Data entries
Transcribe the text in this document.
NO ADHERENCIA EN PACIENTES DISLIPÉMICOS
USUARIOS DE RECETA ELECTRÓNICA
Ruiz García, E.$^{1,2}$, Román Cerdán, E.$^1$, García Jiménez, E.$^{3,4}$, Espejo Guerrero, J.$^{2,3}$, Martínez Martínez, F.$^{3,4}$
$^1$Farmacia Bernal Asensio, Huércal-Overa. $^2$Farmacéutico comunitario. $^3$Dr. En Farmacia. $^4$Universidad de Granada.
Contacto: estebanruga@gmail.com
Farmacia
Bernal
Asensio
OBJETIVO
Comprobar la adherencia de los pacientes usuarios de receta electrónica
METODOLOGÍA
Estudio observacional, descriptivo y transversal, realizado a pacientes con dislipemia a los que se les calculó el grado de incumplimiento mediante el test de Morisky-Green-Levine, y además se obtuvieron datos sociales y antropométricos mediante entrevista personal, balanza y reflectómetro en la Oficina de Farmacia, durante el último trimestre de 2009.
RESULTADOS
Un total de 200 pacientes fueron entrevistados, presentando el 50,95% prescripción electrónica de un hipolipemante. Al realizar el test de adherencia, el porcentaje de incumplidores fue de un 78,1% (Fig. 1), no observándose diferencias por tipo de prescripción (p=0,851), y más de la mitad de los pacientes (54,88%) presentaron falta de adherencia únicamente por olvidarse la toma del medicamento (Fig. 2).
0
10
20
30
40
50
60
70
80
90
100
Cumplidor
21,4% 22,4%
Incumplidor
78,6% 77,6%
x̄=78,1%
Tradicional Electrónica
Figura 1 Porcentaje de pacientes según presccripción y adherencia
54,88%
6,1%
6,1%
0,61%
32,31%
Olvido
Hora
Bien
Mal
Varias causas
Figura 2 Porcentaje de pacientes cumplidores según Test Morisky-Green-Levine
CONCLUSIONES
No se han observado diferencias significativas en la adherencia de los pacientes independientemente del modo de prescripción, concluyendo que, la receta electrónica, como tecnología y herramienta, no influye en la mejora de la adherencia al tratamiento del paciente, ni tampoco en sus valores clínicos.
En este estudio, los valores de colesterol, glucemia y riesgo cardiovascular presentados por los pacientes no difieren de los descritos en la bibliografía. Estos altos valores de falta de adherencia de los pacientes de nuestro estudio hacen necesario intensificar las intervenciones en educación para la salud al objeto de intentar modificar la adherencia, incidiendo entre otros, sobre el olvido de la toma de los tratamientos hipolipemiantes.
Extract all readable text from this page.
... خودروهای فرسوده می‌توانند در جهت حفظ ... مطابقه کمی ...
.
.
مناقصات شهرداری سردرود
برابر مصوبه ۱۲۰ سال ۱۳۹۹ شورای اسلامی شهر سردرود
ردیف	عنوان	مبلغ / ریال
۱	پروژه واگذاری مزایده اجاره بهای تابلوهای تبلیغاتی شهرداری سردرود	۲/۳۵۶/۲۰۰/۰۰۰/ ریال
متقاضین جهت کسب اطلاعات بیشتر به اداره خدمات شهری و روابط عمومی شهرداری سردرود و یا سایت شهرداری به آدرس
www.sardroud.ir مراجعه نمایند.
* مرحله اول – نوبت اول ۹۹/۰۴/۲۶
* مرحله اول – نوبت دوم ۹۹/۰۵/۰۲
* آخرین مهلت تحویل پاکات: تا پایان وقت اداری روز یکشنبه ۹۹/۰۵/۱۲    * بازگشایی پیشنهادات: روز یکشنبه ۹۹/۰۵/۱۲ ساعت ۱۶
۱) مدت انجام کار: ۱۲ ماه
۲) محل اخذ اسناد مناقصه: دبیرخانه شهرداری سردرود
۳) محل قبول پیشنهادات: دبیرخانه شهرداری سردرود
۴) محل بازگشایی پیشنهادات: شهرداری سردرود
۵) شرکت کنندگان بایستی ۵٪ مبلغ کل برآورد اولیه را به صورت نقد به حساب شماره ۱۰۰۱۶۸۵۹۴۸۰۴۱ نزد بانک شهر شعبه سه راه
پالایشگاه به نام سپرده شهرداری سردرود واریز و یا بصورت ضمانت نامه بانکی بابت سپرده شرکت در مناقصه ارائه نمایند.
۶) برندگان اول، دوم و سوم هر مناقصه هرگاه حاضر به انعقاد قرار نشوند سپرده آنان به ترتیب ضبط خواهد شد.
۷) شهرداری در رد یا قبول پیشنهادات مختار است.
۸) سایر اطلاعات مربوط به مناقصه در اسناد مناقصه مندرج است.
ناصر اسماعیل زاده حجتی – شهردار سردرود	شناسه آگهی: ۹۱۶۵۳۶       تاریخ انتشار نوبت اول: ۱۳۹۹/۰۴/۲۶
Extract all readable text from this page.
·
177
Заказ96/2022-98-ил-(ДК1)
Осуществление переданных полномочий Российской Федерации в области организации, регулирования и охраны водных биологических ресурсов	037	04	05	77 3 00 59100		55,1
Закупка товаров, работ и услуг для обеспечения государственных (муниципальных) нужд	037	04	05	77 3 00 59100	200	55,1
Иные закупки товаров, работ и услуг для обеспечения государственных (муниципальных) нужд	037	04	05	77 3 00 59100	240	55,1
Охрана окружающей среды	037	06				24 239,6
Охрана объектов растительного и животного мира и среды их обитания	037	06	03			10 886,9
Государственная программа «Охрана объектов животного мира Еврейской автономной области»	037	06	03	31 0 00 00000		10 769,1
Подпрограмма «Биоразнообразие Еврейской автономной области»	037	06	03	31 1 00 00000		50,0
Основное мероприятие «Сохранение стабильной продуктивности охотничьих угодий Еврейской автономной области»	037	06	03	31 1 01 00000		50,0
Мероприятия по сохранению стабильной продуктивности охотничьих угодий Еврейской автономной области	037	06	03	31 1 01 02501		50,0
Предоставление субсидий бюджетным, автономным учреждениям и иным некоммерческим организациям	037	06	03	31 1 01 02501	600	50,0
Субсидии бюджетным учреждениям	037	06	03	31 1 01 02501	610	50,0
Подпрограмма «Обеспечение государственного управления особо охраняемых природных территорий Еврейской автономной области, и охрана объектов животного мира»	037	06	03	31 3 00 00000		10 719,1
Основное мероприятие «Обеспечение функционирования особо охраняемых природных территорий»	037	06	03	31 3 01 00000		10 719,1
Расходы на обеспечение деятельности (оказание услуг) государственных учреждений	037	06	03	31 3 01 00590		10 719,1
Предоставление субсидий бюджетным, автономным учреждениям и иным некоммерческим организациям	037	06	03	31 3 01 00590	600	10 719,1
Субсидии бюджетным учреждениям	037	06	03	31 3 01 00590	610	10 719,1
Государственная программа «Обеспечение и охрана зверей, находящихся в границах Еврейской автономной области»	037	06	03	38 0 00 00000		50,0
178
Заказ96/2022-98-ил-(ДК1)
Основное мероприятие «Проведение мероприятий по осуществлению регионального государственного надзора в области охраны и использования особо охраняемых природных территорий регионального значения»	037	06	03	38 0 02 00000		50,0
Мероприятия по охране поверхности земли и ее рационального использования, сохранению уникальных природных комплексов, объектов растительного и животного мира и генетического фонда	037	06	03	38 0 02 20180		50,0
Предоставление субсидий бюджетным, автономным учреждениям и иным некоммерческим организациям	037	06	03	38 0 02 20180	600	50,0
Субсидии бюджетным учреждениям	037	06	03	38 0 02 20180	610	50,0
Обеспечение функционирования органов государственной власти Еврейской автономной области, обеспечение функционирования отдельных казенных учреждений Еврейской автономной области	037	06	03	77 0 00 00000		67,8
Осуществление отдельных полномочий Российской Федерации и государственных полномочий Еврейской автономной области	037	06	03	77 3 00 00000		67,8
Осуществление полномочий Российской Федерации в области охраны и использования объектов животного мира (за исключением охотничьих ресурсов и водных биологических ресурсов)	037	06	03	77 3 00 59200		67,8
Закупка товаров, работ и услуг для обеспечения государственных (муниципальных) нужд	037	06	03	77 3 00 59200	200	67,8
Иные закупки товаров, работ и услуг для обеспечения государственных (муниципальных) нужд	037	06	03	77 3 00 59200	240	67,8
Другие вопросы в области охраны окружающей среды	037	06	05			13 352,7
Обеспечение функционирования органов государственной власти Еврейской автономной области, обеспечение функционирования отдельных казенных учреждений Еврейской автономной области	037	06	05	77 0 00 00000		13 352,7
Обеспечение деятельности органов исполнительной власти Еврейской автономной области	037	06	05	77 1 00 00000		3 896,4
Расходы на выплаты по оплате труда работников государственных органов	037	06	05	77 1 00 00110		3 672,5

Goal:
In the listing above, locate each line with "объектов" and copy it.

Result of this task:
Охрана объектов растительного и животного мира и среды их обитания	037	06	03			10 886,9
Государственная программа «Охрана объектов животного мира Еврейской автономной области»	037	06	03	31 0 00 00000		10 769,1
Подпрограмма «Обеспечение государственного управления особо охраняемых природных территорий Еврейской автономной области, и охрана объектов животного мира»	037	06	03	31 3 00 00000		10 719,1
Мероприятия по охране поверхности земли и ее рационального использования, сохранению уникальных природных комплексов, объектов растительного и животного мира и генетического фонда	037	06	03	38 0 02 20180		50,0
Осуществление полномочий Российской Федерации в области охраны и использования объектов животного мира (за исключением охотничьих ресурсов и водных биологических ресурсов)	037	06	03	77 3 00 59200		67,8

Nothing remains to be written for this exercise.